··· Extracted material

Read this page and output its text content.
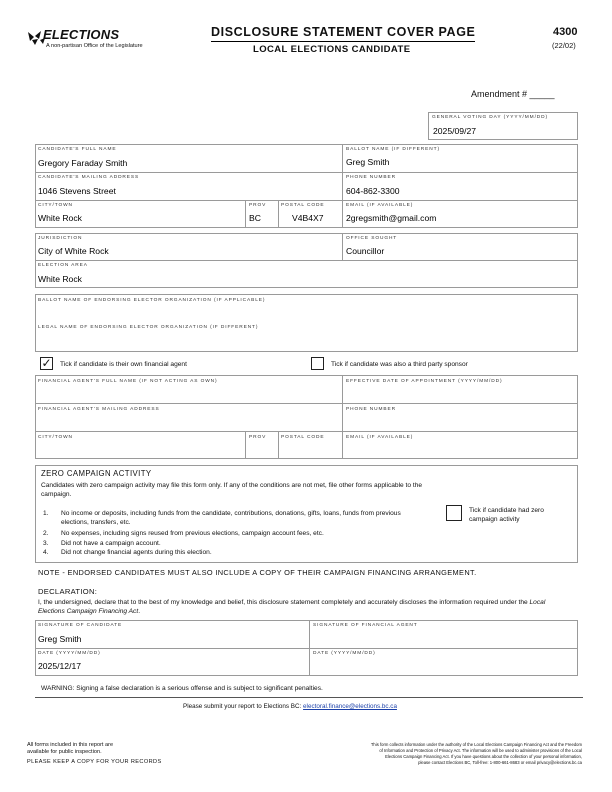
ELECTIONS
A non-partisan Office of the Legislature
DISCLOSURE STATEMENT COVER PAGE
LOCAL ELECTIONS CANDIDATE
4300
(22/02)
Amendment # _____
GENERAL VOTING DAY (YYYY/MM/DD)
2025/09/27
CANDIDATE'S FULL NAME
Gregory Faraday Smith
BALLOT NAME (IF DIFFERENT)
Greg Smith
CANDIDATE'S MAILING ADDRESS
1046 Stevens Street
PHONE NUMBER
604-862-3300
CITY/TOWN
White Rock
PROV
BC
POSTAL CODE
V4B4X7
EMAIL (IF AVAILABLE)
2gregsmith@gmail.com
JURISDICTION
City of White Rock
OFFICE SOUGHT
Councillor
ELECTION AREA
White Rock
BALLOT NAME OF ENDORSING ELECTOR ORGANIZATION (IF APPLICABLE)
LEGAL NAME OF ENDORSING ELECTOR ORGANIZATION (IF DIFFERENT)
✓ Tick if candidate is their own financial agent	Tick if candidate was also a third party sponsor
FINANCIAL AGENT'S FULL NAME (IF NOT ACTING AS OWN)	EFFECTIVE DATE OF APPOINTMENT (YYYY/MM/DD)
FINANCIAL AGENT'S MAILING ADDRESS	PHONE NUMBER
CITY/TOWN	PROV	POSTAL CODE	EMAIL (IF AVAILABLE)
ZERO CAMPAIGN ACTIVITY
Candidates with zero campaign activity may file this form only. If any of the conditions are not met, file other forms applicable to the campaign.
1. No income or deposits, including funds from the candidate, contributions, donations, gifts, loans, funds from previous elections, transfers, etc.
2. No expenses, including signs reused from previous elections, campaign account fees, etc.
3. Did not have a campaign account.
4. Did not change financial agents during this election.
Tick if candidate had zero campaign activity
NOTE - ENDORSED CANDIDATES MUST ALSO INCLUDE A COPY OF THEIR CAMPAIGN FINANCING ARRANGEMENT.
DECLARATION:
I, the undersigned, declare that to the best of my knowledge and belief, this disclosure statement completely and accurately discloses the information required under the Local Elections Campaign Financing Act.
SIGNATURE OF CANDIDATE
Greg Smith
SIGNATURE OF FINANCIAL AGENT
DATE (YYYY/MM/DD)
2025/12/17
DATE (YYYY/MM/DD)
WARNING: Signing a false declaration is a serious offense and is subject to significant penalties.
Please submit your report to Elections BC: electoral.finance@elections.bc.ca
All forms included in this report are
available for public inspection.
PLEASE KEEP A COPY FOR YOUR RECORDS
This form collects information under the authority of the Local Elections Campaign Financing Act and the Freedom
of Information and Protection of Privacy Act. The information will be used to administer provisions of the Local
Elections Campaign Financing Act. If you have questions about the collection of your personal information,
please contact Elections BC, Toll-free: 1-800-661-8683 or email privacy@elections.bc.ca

······
··· Extracted material

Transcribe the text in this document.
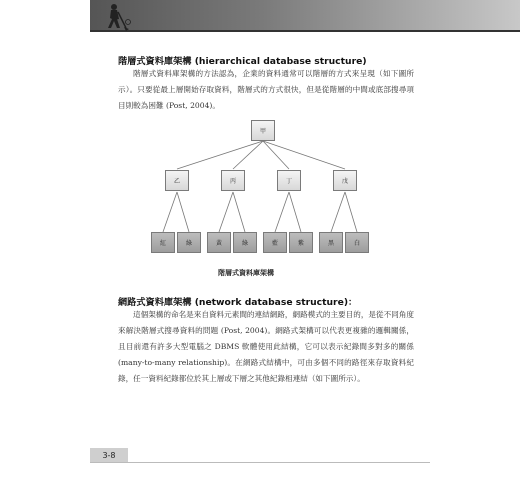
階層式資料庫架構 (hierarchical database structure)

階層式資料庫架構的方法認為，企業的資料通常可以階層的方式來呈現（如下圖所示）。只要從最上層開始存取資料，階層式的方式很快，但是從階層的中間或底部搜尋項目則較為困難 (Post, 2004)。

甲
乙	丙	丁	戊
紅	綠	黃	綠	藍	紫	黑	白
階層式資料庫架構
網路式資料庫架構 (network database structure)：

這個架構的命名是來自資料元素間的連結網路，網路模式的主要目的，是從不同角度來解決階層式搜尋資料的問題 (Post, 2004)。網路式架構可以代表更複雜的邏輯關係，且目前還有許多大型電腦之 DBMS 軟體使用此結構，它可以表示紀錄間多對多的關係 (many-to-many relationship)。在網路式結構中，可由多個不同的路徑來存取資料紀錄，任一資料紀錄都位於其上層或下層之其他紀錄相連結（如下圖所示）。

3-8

······

Written problem: Find all lines with "previous" in them and copy each one.

Exercise solution:
1. No income or deposits, including funds from the candidate, contributions, donations, gifts, loans, funds from previous elections, transfers, etc.
2. No expenses, including signs reused from previous elections, campaign account fees, etc.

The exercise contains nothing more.